## Written exercise
Copy the lines of the material below verbatim, from the line containing "print-preview-icon[interactable] <box>77 66" through the line containing "close-button[interactable]: ✕ <box>1135", including both of those lines.

## Entries shown
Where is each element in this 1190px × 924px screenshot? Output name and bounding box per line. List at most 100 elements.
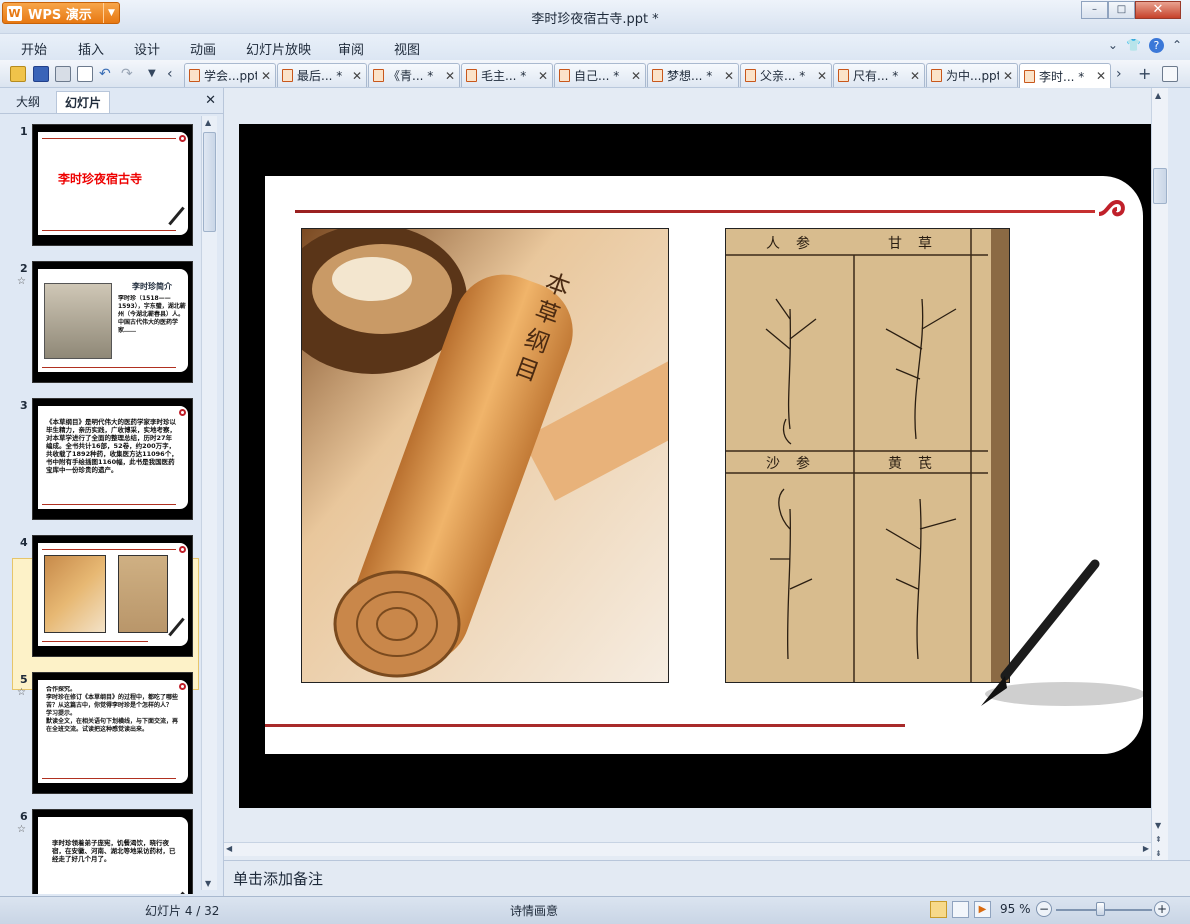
print-preview-icon[interactable] <box>77 66 93 82</box>
tab-close-icon[interactable]: ✕ <box>1003 69 1013 83</box>
menu-home[interactable]: 开始 <box>21 39 47 58</box>
ppt-doc-icon <box>652 69 663 82</box>
next-slide-icon[interactable]: ⇟ <box>1155 849 1162 858</box>
scroll-left-icon[interactable]: ◀ <box>226 844 232 853</box>
tab-close-icon[interactable]: ✕ <box>1096 69 1106 83</box>
animation-star-icon: ☆ <box>17 824 26 835</box>
close-button[interactable]: ✕ <box>1135 1 1181 19</box>
thumb-canvas: 李时珍简介 李时珍（1518——1593），字东璧，湖北蕲州（今湖北蕲春县）人。… <box>38 269 188 372</box>
thumb-number: 4 <box>20 536 28 549</box>
menu-slideshow[interactable]: 幻灯片放映 <box>246 39 311 58</box>
window-controls: – □ ✕ <box>1081 1 1181 19</box>
menu-view[interactable]: 视图 <box>394 39 420 58</box>
print-icon[interactable] <box>55 66 71 82</box>
normal-view-icon[interactable] <box>930 901 947 918</box>
slide-counter: 幻灯片 4 / 32 <box>145 904 220 918</box>
tab-slides[interactable]: 幻灯片 <box>56 91 111 113</box>
undo-icon[interactable]: ↶ <box>99 66 115 82</box>
tab-close-icon[interactable]: ✕ <box>352 69 362 83</box>
red-rule <box>42 549 176 550</box>
tab-close-icon[interactable]: ✕ <box>910 69 920 83</box>
doc-tab[interactable]: 尺有... * ✕ <box>833 63 925 87</box>
slide-4: 本草纲目 人参 甘草 沙参 黄芪 <box>265 176 1143 754</box>
ppt-doc-icon <box>838 69 849 82</box>
herb-label-1: 人参 <box>766 236 826 252</box>
tab-list-icon[interactable] <box>1162 66 1178 82</box>
red-rule <box>42 367 176 368</box>
thumb-title: 李时珍简介 <box>132 282 172 291</box>
scroll-right-icon[interactable]: ▶ <box>1143 844 1149 853</box>
menu-insert[interactable]: 插入 <box>78 39 104 58</box>
chevron-down-icon[interactable]: ⌄ <box>1108 38 1118 53</box>
doc-tab[interactable]: 学会...ppt ✕ <box>184 63 276 87</box>
slide-thumbnail-2[interactable]: 李时珍简介 李时珍（1518——1593），字东璧，湖北蕲州（今湖北蕲春县）人。… <box>32 261 193 383</box>
new-tab-icon[interactable]: + <box>1138 66 1154 82</box>
notes-pane[interactable]: 单击添加备注 <box>224 860 1190 896</box>
doc-tab[interactable]: 梦想... * ✕ <box>647 63 739 87</box>
scroll-up-icon[interactable]: ▲ <box>205 118 211 127</box>
red-rule <box>42 641 148 642</box>
minimize-button[interactable]: – <box>1081 1 1108 19</box>
tab-close-icon[interactable]: ✕ <box>445 69 455 83</box>
thumbnail-scrollbar[interactable]: ▲ ▼ <box>201 116 217 890</box>
zoom-in-icon[interactable]: + <box>1154 901 1170 917</box>
tab-outline[interactable]: 大纲 <box>8 91 48 113</box>
menu-design[interactable]: 设计 <box>134 39 160 58</box>
zoom-out-icon[interactable]: − <box>1036 901 1052 917</box>
notes-placeholder[interactable]: 单击添加备注 <box>233 868 323 889</box>
tab-close-icon[interactable]: ✕ <box>631 69 641 83</box>
doc-tab[interactable]: 为中...ppt ✕ <box>926 63 1018 87</box>
ppt-doc-icon <box>559 69 570 82</box>
red-rule <box>42 504 176 505</box>
redo-icon[interactable]: ↷ <box>121 66 137 82</box>
doc-tab-active[interactable]: 李时... * ✕ <box>1019 63 1111 88</box>
top-red-rule <box>295 210 1095 213</box>
bencao-scroll-image[interactable]: 本草纲目 <box>301 228 669 683</box>
zoom-level: 95 % <box>1000 902 1031 916</box>
ppt-doc-icon <box>745 69 756 82</box>
tab-scroll-left-icon[interactable]: ‹ <box>167 66 183 82</box>
doc-tab[interactable]: 毛主... * ✕ <box>461 63 553 87</box>
slide-thumbnail-4[interactable] <box>32 535 193 657</box>
tab-close-icon[interactable]: ✕ <box>538 69 548 83</box>
scroll-thumb[interactable] <box>203 132 216 232</box>
prev-slide-icon[interactable]: ⇞ <box>1155 835 1162 844</box>
save-icon[interactable] <box>33 66 49 82</box>
doc-tab[interactable]: 自己... * ✕ <box>554 63 646 87</box>
slide-sorter-view-icon[interactable] <box>952 901 969 918</box>
red-rule <box>42 138 176 139</box>
editor-vertical-scrollbar[interactable]: ▲ ▼ ⇞ ⇟ <box>1151 88 1168 860</box>
customize-toolbar-icon[interactable]: ▼ <box>148 66 164 82</box>
collapse-ribbon-icon[interactable]: ⌃ <box>1172 38 1182 53</box>
slide-thumbnail-1[interactable]: 李时珍夜宿古寺 <box>32 124 193 246</box>
tab-close-icon[interactable]: ✕ <box>724 69 734 83</box>
scroll-down-icon[interactable]: ▼ <box>205 879 211 888</box>
zoom-slider-knob[interactable] <box>1096 902 1105 916</box>
panel-close-icon[interactable]: ✕ <box>205 93 216 108</box>
slide-thumbnail-6[interactable]: 李时珍领着弟子庞宪，饥餐渴饮，晓行夜宿，在安徽、河南、湖北等地采访药材，已经走了… <box>32 809 193 894</box>
doc-tab[interactable]: 最后... * ✕ <box>277 63 367 87</box>
slideshow-view-icon[interactable]: ▶ <box>974 901 991 918</box>
open-folder-icon[interactable] <box>10 66 26 82</box>
skin-icon[interactable]: 👕 <box>1126 38 1141 53</box>
doc-tab[interactable]: 父亲... * ✕ <box>740 63 832 87</box>
tab-close-icon[interactable]: ✕ <box>261 69 271 83</box>
doc-tab[interactable]: 《青... * ✕ <box>368 63 460 87</box>
slide-thumbnail-5[interactable]: 合作探究。 李时珍在修订《本草纲目》的过程中，都吃了哪些苦？从这篇古中，你觉得李… <box>32 672 193 794</box>
scroll-up-icon[interactable]: ▲ <box>1155 91 1161 100</box>
scroll-thumb[interactable] <box>1153 168 1167 204</box>
maximize-button[interactable]: □ <box>1108 1 1135 19</box>
menu-animation[interactable]: 动画 <box>190 39 216 58</box>
thumb-title: 李时珍夜宿古寺 <box>58 172 143 186</box>
swirl-ornament-icon <box>179 546 186 553</box>
editor-horizontal-scrollbar[interactable]: ◀ ▶ <box>224 842 1151 856</box>
tab-scroll-right-icon[interactable]: › <box>1116 66 1132 82</box>
slide-thumbnail-3[interactable]: 《本草纲目》是明代伟大的医药学家李时珍以毕生精力，亲历实践，广收博采，实地考察，… <box>32 398 193 520</box>
ppt-doc-icon <box>282 69 293 82</box>
help-icon[interactable]: ? <box>1148 38 1164 53</box>
tab-close-icon[interactable]: ✕ <box>817 69 827 83</box>
slide-canvas[interactable]: 本草纲目 人参 甘草 沙参 黄芪 <box>239 124 1151 808</box>
status-bar: 幻灯片 4 / 32 诗情画意 ▶ 95 % − + <box>0 896 1190 924</box>
scroll-down-icon[interactable]: ▼ <box>1155 821 1161 830</box>
menu-review[interactable]: 审阅 <box>338 39 364 58</box>
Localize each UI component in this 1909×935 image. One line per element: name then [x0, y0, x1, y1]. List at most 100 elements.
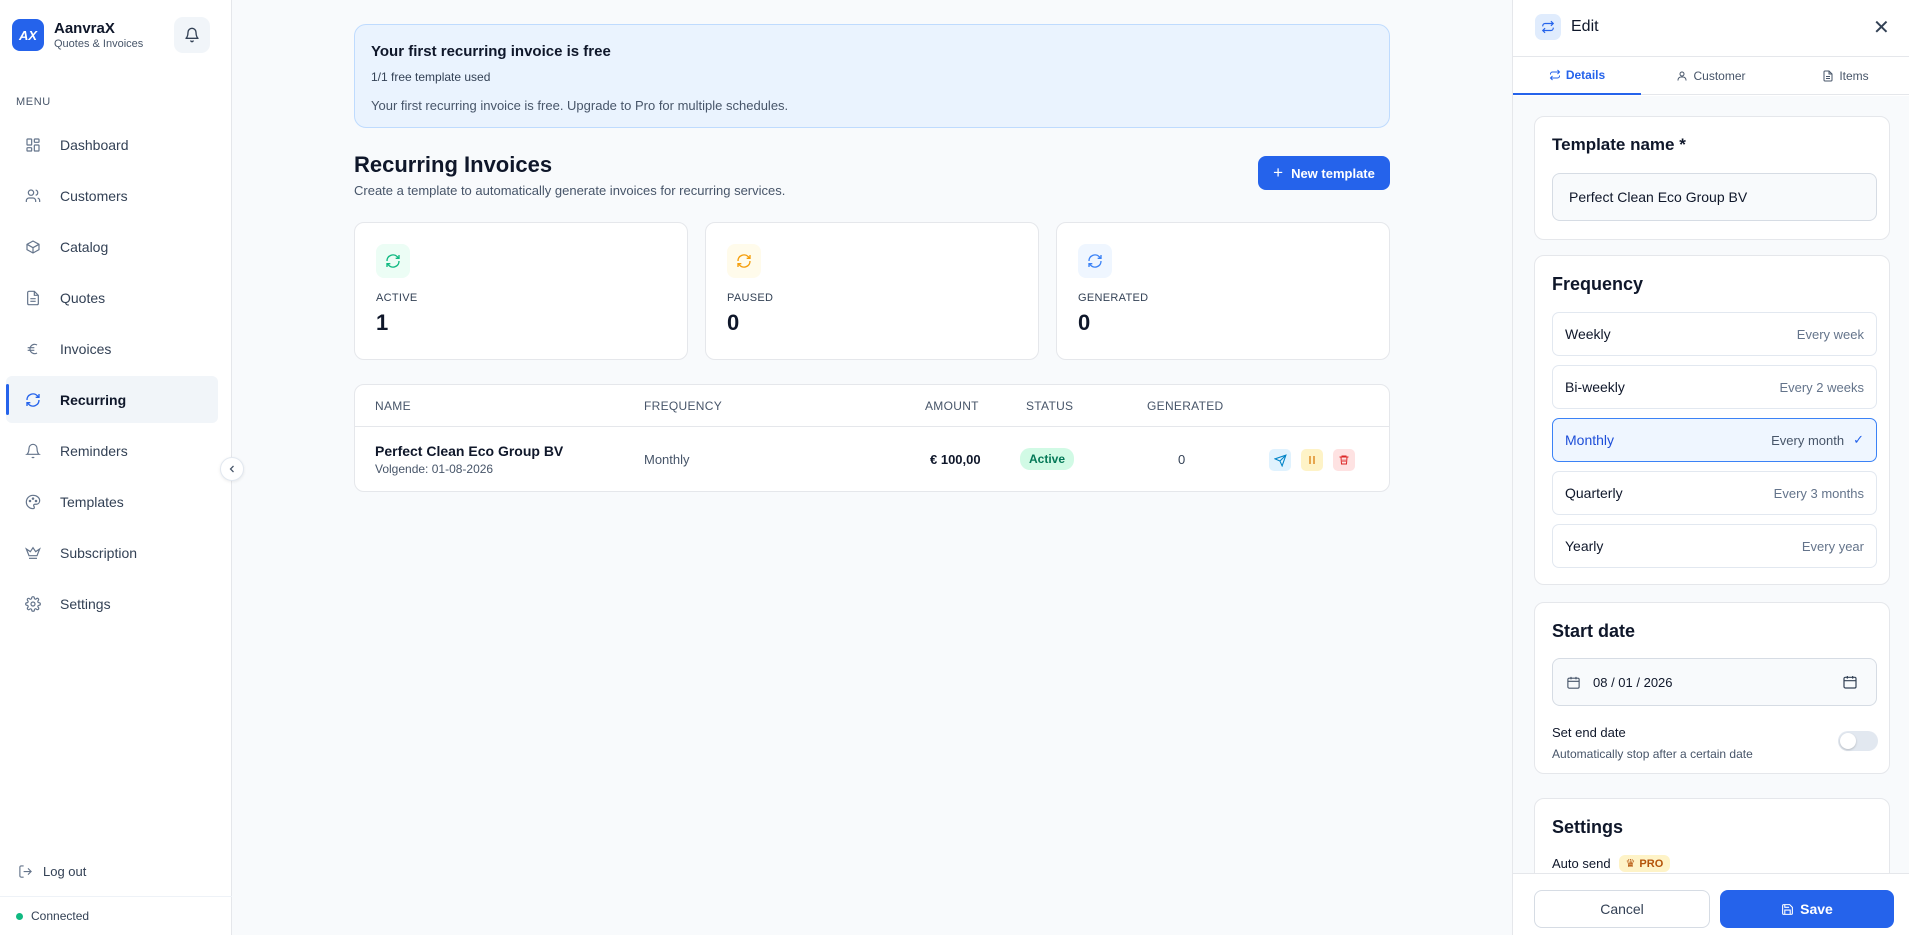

## The solution
print-preview-icon[interactable] <box>77 66 93 82</box>
tab-close-icon[interactable]: ✕ <box>1003 69 1013 83</box>
menu-home[interactable]: 开始 <box>21 39 47 58</box>
ppt-doc-icon <box>652 69 663 82</box>
next-slide-icon[interactable]: ⇟ <box>1155 849 1162 858</box>
scroll-left-icon[interactable]: ◀ <box>226 844 232 853</box>
tab-close-icon[interactable]: ✕ <box>1096 69 1106 83</box>
animation-star-icon: ☆ <box>17 824 26 835</box>
close-button[interactable]: ✕ <box>1135 1 1181 19</box>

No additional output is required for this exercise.